_SUPPLIED MATERIAL_:
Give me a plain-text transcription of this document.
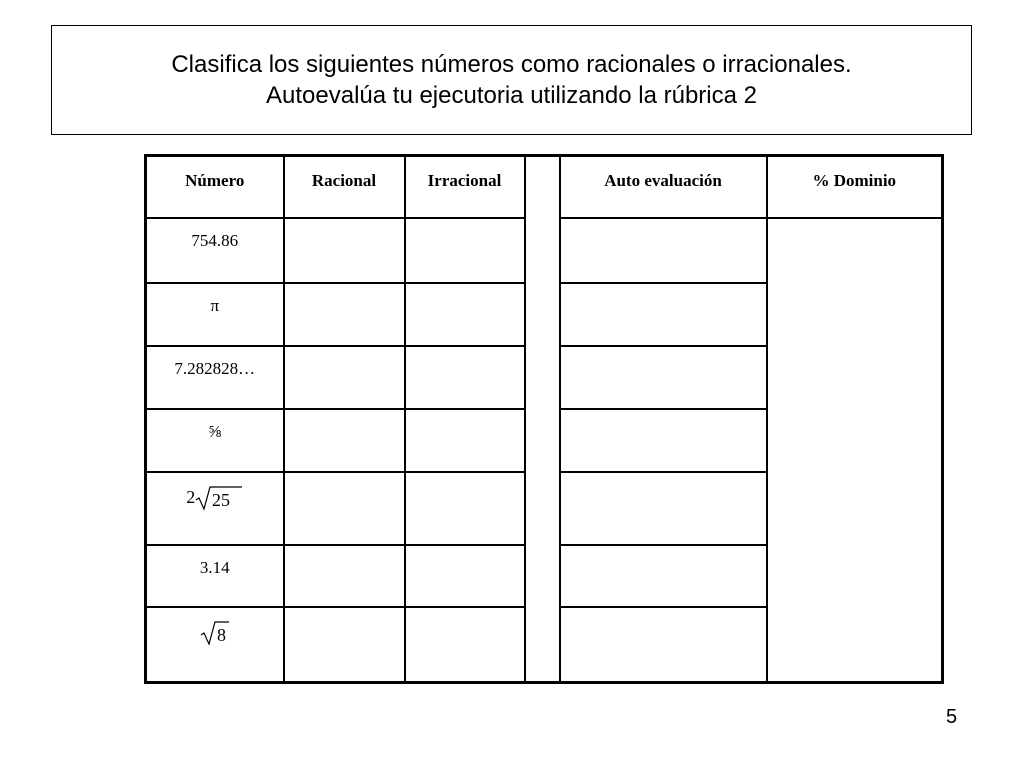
Clasifica los siguientes números como racionales o irracionales.
Autoevalúa tu ejecutoria utilizando la rúbrica 2
Número	Racional	Irracional		Auto evaluación	% Dominio
754.86					
π					
7.282828…					
⅝					

2 25					

3.14					

8					

5
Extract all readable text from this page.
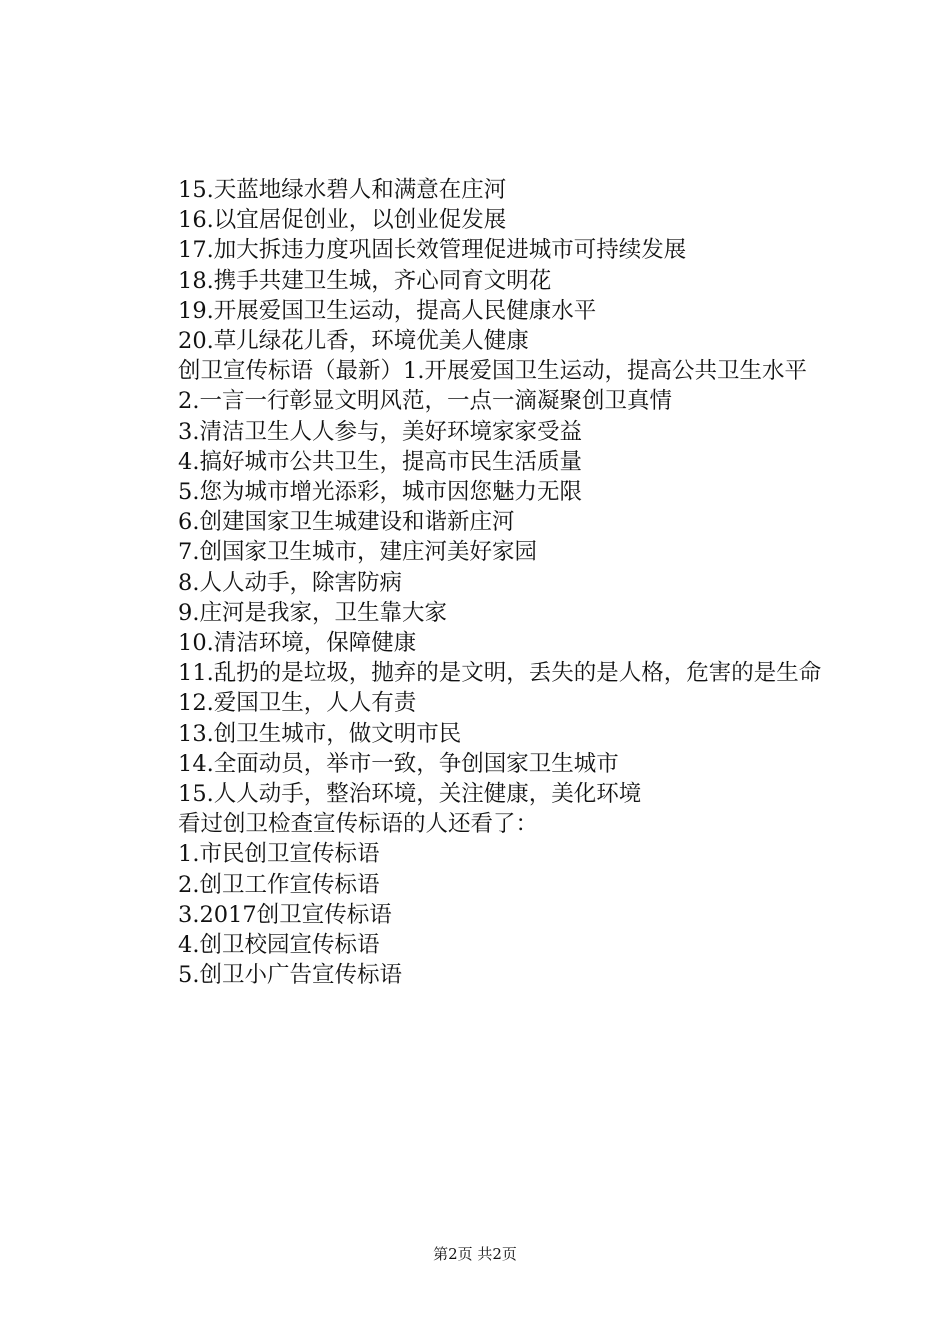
15.天蓝地绿水碧人和满意在庄河

16.以宜居促创业，以创业促发展

17.加大拆违力度巩固长效管理促进城市可持续发展

18.携手共建卫生城，齐心同育文明花

19.开展爱国卫生运动，提高人民健康水平

20.草儿绿花儿香，环境优美人健康

创卫宣传标语（最新）1.开展爱国卫生运动，提高公共卫生水平

2.一言一行彰显文明风范，一点一滴凝聚创卫真情

3.清洁卫生人人参与，美好环境家家受益

4.搞好城市公共卫生，提高市民生活质量

5.您为城市增光添彩，城市因您魅力无限

6.创建国家卫生城建设和谐新庄河

7.创国家卫生城市，建庄河美好家园

8.人人动手，除害防病

9.庄河是我家，卫生靠大家

10.清洁环境，保障健康

11.乱扔的是垃圾，抛弃的是文明，丢失的是人格，危害的是生命

12.爱国卫生，人人有责

13.创卫生城市，做文明市民

14.全面动员，举市一致，争创国家卫生城市

15.人人动手，整治环境，关注健康，美化环境

看过创卫检查宣传标语的人还看了：

1.市民创卫宣传标语

2.创卫工作宣传标语

3.2017创卫宣传标语

4.创卫校园宣传标语

5.创卫小广告宣传标语

第2页 共2页
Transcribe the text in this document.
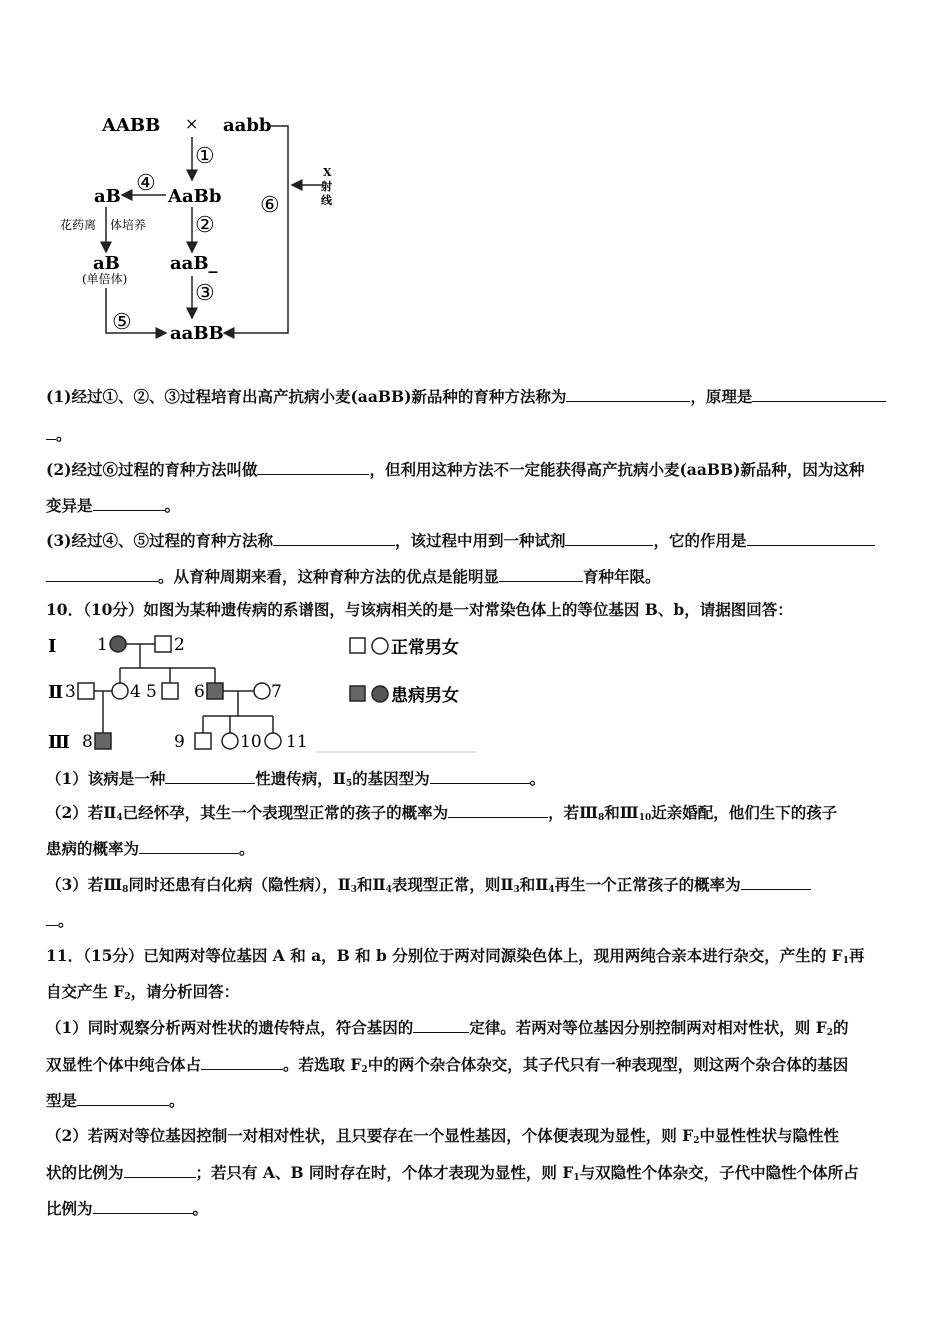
AABB × aabb
①
AaBb
④
aB
花药离 体培养 ②
aB
(单倍体)
aaB_
③
⑤ aaBB
⑥
X
射
线
(1)经过①、②、③过程培育出高产抗病小麦(aaBB)新品种的育种方法称为	，原理是
。
(2)经过⑥过程的育种方法叫做	，但利用这种方法不一定能获得高产抗病小麦(aaBB)新品种，因为这种
变异是	。
(3)经过④、⑤过程的育种方法称	，该过程中用到一种试剂	，它的作用是
。从育种周期来看，这种育种方法的优点是能明显	育种年限。
10．（10分）如图为某种遗传病的系谱图，与该病相关的是一对常染色体上的等位基因 B、b，请据图回答：
Ⅰ
Ⅱ
Ⅲ
1	2
3	4 5 6	7
8	9	10 11
正常男女
患病男女
（1）该病是一种	性遗传病，$Ⅱ_5$的基因型为	。
（2）若$Ⅱ_4$已经怀孕，其生一个表现型正常的孩子的概率为	，若$Ⅲ_8$和$Ⅲ_{10}$近亲婚配，他们生下的孩子
患病的概率为	。
（3）若$Ⅲ_8$同时还患有白化病（隐性病），$Ⅱ_3$和$Ⅱ_4$表现型正常，则$Ⅱ_3$和$Ⅱ_4$再生一个正常孩子的概率为
。
11．（15分）已知两对等位基因 A 和 a，B 和 b 分别位于两对同源染色体上，现用两纯合亲本进行杂交，产生的 $F_1$再
自交产生 $F_2$，请分析回答：
（1）同时观察分析两对性状的遗传特点，符合基因的	定律。若两对等位基因分别控制两对相对性状，则 $F_2$的
双显性个体中纯合体占	。若选取 $F_2$中的两个杂合体杂交，其子代只有一种表现型，则这两个杂合体的基因
型是	。
（2）若两对等位基因控制一对相对性状，且只要存在一个显性基因，个体便表现为显性，则 $F_2$中显性性状与隐性性
状的比例为	；若只有 A、B 同时存在时，个体才表现为显性，则 $F_1$与双隐性个体杂交，子代中隐性个体所占
比例为	。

_WHAT IS EXPECTED_: Note how many lines in the material hold the word "document", and give that number with nothing added.

_WRITTEN REPLY_: 2